Repeat every record below exactly as written.

* start *

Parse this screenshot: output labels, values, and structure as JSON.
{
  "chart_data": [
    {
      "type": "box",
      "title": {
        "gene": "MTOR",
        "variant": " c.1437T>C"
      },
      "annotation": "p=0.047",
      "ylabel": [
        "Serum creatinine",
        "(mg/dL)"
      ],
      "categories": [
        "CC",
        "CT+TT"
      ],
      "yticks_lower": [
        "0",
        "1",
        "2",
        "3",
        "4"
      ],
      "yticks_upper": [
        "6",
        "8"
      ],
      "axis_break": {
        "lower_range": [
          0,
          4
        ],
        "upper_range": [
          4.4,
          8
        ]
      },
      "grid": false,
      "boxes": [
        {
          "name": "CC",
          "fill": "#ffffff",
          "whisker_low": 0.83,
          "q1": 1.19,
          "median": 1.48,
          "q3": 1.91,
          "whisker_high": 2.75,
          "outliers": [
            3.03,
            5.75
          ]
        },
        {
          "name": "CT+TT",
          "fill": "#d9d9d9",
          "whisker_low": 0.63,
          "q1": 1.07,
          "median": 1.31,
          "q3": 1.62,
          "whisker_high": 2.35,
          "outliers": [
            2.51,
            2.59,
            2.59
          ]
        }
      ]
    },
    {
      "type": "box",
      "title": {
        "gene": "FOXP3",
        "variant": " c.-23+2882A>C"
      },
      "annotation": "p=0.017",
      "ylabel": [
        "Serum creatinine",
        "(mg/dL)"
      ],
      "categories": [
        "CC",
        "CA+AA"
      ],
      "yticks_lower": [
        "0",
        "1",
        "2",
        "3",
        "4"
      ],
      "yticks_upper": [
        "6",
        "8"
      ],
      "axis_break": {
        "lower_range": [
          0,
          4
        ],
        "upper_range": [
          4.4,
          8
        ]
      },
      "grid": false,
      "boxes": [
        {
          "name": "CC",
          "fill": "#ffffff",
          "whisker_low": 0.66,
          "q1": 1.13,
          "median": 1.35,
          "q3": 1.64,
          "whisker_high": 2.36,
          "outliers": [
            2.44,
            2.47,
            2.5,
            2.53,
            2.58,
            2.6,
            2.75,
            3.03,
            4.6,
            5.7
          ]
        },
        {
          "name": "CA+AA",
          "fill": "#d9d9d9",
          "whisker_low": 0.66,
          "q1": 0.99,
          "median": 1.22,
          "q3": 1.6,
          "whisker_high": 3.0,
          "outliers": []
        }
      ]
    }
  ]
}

* end *

• ANSWER TO THE PROBLEM
Parse this screenshot: output labels, values, and structure as JSON.
{
  "chart_data": [
    {
      "type": "box",
      "title": {
        "gene": "MTOR",
        "variant": " c.1437T>C"
      },
      "annotation": "p=0.047",
      "ylabel": [
        "Serum creatinine",
        "(mg/dL)"
      ],
      "categories": [
        "CC",
        "CT+TT"
      ],
      "yticks_lower": [
        "0",
        "1",
        "2",
        "3",
        "4"
      ],
      "yticks_upper": [
        "6",
        "8"
      ],
      "axis_break": {
        "lower_range": [
          0,
          4
        ],
        "upper_range": [
          4.4,
          8
        ]
      },
      "grid": false,
      "boxes": [
        {
          "name": "CC",
          "fill": "#ffffff",
          "whisker_low": 0.83,
          "q1": 1.19,
          "median": 1.48,
          "q3": 1.91,
          "whisker_high": 2.75,
          "outliers": [
            3.03,
            5.75
          ]
        },
        {
          "name": "CT+TT",
          "fill": "#d9d9d9",
          "whisker_low": 0.63,
          "q1": 1.07,
          "median": 1.31,
          "q3": 1.62,
          "whisker_high": 2.35,
          "outliers": [
            2.51,
            2.59,
            2.59
          ]
        }
      ]
    },
    {
      "type": "box",
      "title": {
        "gene": "FOXP3",
        "variant": " c.-23+2882A>C"
      },
      "annotation": "p=0.017",
      "ylabel": [
        "Serum creatinine",
        "(mg/dL)"
      ],
      "categories": [
        "CC",
        "CA+AA"
      ],
      "yticks_lower": [
        "0",
        "1",
        "2",
        "3",
        "4"
      ],
      "yticks_upper": [
        "6",
        "8"
      ],
      "axis_break": {
        "lower_range": [
          0,
          4
        ],
        "upper_range": [
          4.4,
          8
        ]
      },
      "grid": false,
      "boxes": [
        {
          "name": "CC",
          "fill": "#ffffff",
          "whisker_low": 0.66,
          "q1": 1.13,
          "median": 1.35,
          "q3": 1.64,
          "whisker_high": 2.36,
          "outliers": [
            2.44,
            2.47,
            2.5,
            2.53,
            2.58,
            2.6,
            2.75,
            3.03,
            4.6,
            5.7
          ]
        },
        {
          "name": "CA+AA",
          "fill": "#d9d9d9",
          "whisker_low": 0.66,
          "q1": 0.99,
          "median": 1.22,
          "q3": 1.6,
          "whisker_high": 3.0,
          "outliers": []
        }
      ]
    }
  ]
}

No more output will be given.